EXTRACTED DATA.
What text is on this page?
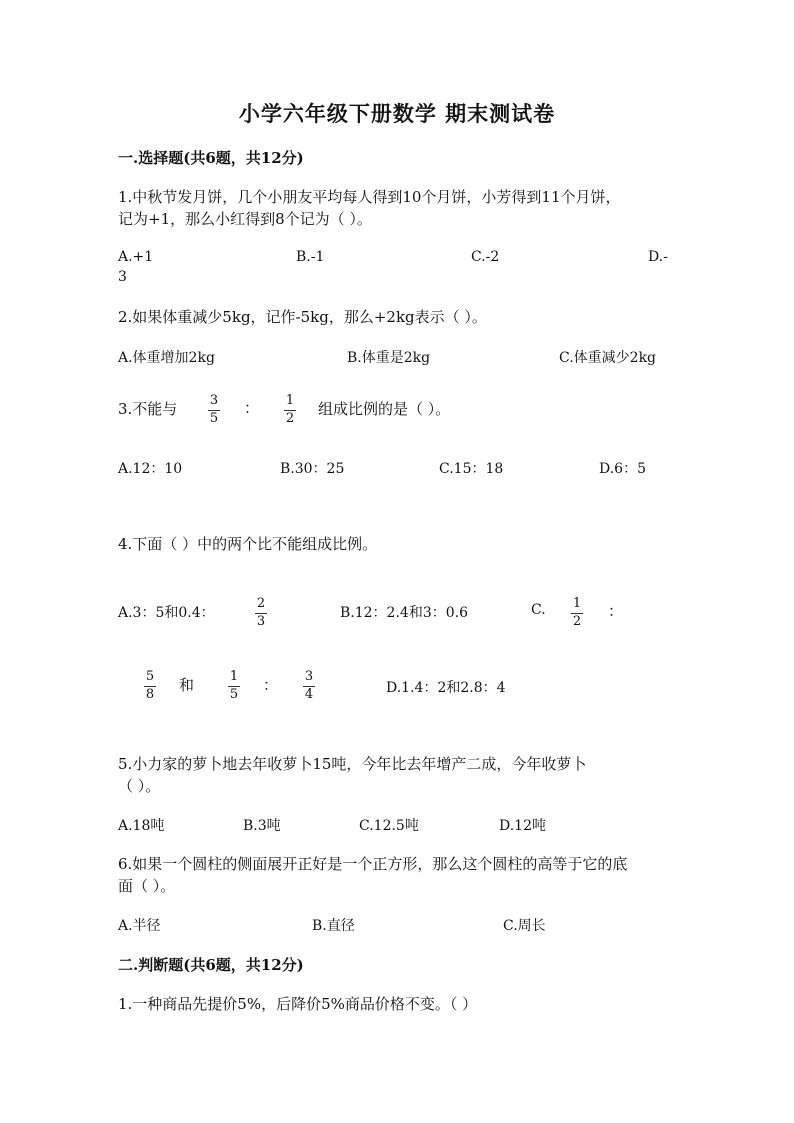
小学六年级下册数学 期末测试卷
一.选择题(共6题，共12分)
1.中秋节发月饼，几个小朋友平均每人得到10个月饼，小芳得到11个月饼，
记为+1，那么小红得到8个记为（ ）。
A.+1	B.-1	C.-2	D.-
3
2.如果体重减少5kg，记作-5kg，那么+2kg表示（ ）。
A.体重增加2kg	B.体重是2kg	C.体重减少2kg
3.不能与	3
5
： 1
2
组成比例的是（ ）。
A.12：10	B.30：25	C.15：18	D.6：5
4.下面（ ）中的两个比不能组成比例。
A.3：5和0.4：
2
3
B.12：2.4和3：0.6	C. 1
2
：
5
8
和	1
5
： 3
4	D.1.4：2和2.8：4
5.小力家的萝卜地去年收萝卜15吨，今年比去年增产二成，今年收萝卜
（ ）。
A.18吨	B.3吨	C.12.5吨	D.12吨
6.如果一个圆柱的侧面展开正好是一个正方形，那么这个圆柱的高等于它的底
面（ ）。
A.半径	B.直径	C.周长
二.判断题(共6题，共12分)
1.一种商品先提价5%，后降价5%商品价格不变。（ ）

---

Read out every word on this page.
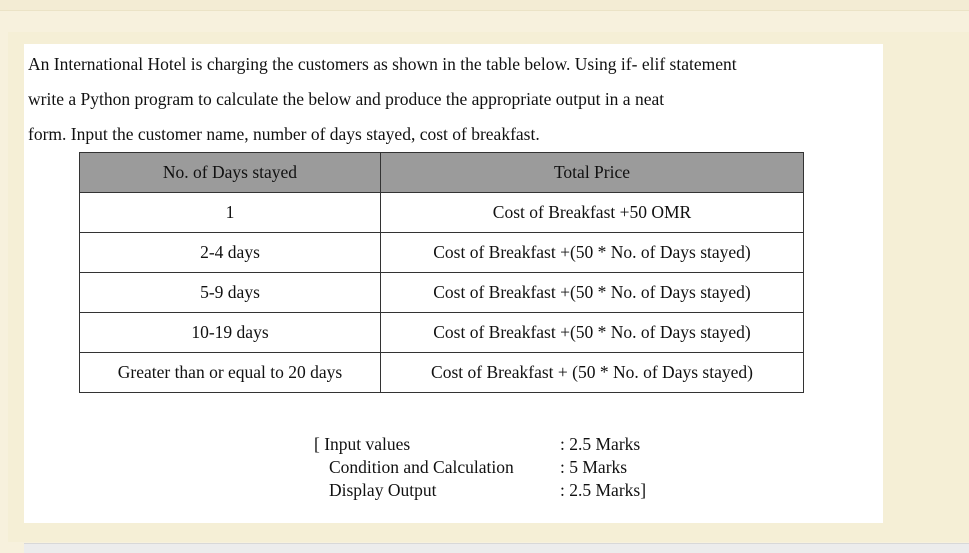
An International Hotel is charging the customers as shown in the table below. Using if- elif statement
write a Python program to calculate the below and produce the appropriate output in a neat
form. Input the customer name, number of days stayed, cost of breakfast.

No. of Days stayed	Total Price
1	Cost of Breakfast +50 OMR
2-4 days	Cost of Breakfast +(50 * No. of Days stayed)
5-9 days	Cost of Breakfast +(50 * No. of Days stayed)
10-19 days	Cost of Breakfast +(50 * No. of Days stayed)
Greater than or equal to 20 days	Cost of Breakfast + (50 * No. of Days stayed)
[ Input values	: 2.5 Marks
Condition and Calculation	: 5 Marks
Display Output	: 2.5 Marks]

...

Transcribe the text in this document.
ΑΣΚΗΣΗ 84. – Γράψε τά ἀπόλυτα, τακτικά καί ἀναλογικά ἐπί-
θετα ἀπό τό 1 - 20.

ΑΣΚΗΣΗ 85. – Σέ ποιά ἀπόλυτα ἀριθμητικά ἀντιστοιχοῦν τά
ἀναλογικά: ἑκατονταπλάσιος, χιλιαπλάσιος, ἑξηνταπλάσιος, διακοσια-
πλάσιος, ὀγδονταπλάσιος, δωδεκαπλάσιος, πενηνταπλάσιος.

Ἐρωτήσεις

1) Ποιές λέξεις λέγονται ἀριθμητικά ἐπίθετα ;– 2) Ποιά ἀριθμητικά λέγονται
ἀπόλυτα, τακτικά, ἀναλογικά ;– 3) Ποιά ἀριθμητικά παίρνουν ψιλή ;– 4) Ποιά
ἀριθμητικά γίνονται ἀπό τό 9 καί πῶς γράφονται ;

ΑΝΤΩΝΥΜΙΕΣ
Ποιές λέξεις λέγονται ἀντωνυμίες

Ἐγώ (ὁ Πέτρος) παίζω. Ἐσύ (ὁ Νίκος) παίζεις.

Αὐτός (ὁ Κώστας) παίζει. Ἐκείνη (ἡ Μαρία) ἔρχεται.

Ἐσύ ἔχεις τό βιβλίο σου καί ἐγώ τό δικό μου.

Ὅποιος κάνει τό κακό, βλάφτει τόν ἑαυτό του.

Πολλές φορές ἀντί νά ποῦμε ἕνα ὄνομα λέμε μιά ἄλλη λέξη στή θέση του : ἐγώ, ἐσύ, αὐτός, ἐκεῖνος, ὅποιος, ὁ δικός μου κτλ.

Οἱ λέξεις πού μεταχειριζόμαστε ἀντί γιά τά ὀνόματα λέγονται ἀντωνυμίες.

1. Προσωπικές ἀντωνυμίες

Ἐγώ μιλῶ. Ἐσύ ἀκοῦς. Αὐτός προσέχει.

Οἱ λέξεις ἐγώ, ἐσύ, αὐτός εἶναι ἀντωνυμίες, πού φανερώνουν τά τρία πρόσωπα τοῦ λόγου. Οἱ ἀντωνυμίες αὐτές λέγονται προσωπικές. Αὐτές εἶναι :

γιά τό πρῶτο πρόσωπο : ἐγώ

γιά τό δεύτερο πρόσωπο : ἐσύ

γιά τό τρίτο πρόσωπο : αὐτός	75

WHAT YOU NEED TO DO.
Using the records above, copy every line that has the word "ΑΣΚΗΣΗ" in it.

EXERCISE ANSWER.
ΑΣΚΗΣΗ 84. – Γράψε τά ἀπόλυτα, τακτικά καί ἀναλογικά ἐπί-
ΑΣΚΗΣΗ 85. – Σέ ποιά ἀπόλυτα ἀριθμητικά ἀντιστοιχοῦν τά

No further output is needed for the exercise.